--- start of Records for the task ---
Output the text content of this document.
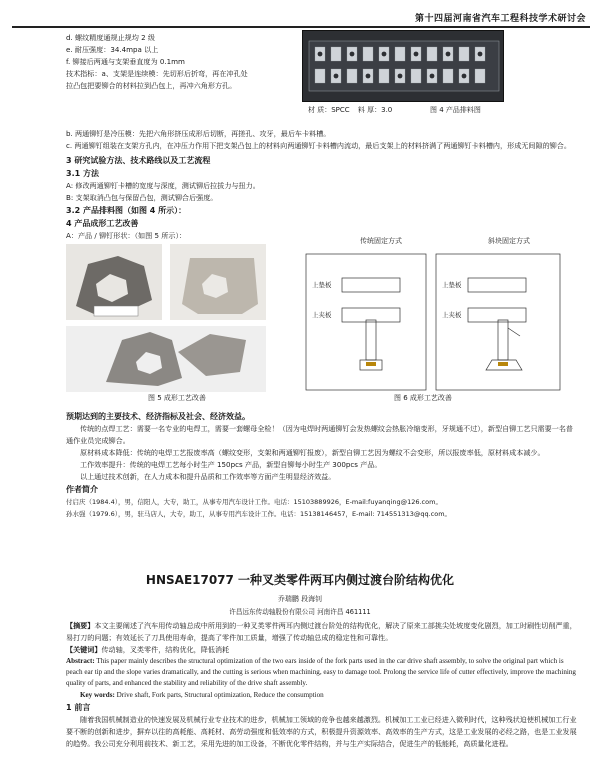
第十四届河南省汽车工程科技学术研讨会
d. 螺纹精度通规止规均 2 级
e. 耐压强度：34.4mpa 以上
f. 铆接后两通与支架垂直度为 0.1mm
技术指标：a、支架是连续模：先切形后折弯，再在冲孔处
拉凸包把要铆合的材料拉到凸包上，再冲六角形方孔。
材 质：SPCC 料 厚：3.0	图 4 产品排料图
b. 两通铆钉是冷压模：先把六角形挤压成形后切断，再搓孔、攻牙，最后车卡料槽。
c. 两通铆钉组装在支架方孔内，在冲压力作用下把支架凸包上的材料向两通铆钉卡料槽内流动，最后支架上的材料挤满了两通铆钉卡料槽内，形成无间隙的铆合。
3 研究试验方法、技术路线以及工艺流程
3.1 方法
A: 修改两通铆钉卡槽的宽度与深度，测试铆后拉拔力与扭力。
B: 支架取消凸包与保留凸包，测试铆合后强度。
3.2 产品排料图（如图 4 所示）：
4 产品成形工艺改善
A：产品 / 铆钉形状：（如图 5 所示）：
图 5 成形工艺改善
传统固定方式	斜块固定方式
上垫板
上夹板
上垫板
上夹板
图 6 成形工艺改善
预期达到的主要技术、经济指标及社会、经济效益。
传统的点焊工艺：需要一名专业的电焊工，需要一套螺母全检！（因为电焊时两通铆钉会发热螺纹会热胀冷缩变形，牙规通不过），新型自铆工艺只需要一名普通作业员完成铆合。
原材料成本降低：传统的电焊工艺报废率高（螺纹变形，支架和两通铆钉报废），新型自铆工艺因为螺纹不会变形，所以报废率低，原材料成本减少。
工作效率提升：传统的电焊工艺每小时生产 150pcs 产品，新型自铆每小时生产 300pcs 产品。
以上通过技术创新，在人力成本和提升品质和工作效率等方面产生明显经济效益。
作者简介
付启庆（1984.4），男，信阳人，大专，助工，从事专用汽车设计工作。电话：15103889926，E-mail:fuyanqing@126.com。
孙水强（1979.6），男，驻马店人，大专，助工，从事专用汽车设计工作。电话：15138146457，E-mail: 714551313@qq.com。
HNSAE17077 一种叉类零件两耳内侧过渡台阶结构优化
乔瑞鹏 段海钊
许昌远东传动轴股份有限公司 河南许昌 461111
【摘要】本文主要阐述了汽车用传动轴总成中所用到的一种叉类零件两耳内侧过渡台阶处的结构优化，解决了原来工部挑尖处坡度变化剧烈，加工时刷性切削严重，易打刀的问题；有效延长了刀具使用寿命，提高了零件加工质量，增强了传动轴总成的稳定性和可靠性。
【关键词】传动轴，叉类零件，结构优化，降低消耗
Abstract: This paper mainly describes the structural optimization of the two ears inside of the fork parts used in the car drive shaft assembly, to solve the original part which is peach ear tip and the slope varies dramatically, and the cutting is serious when machining, easy to damage tool. Prolong the service life of cutter effectively, improve the machining quality of parts, and enhanced the stability and reliability of the drive shaft assembly.
Key words: Drive shaft, Fork parts, Structural optimization, Reduce the consumption
1 前言
随着我国机械制造业的快速发展及机械行业专业技术的进步，机械加工领域的竞争也越来越激烈。机械加工工业已经进入微利时代，这种残状迫使机械加工行业要不断的创新和进步，摒弃以往的高耗能、高耗材、高劳动强度和低效率的方式，积极提升资源效率、高效率的生产方式，这是工业发展的必经之路，也是工业发展的趋势。我公司充分利用前技术、新工艺，采用先进的加工设备，不断优化零件结构，并与生产实际结合，促进生产的低能耗，高质量化进程。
--- end of Records for the task ---
From the data above, show each line that contains "mail".

付启庆（1984.4），男，信阳人，大专，助工，从事专用汽车设计工作。电话：15103889926，E-mail:fuyanqing@126.com。
孙水强（1979.6），男，驻马店人，大专，助工，从事专用汽车设计工作。电话：15138146457，E-mail: 714551313@qq.com。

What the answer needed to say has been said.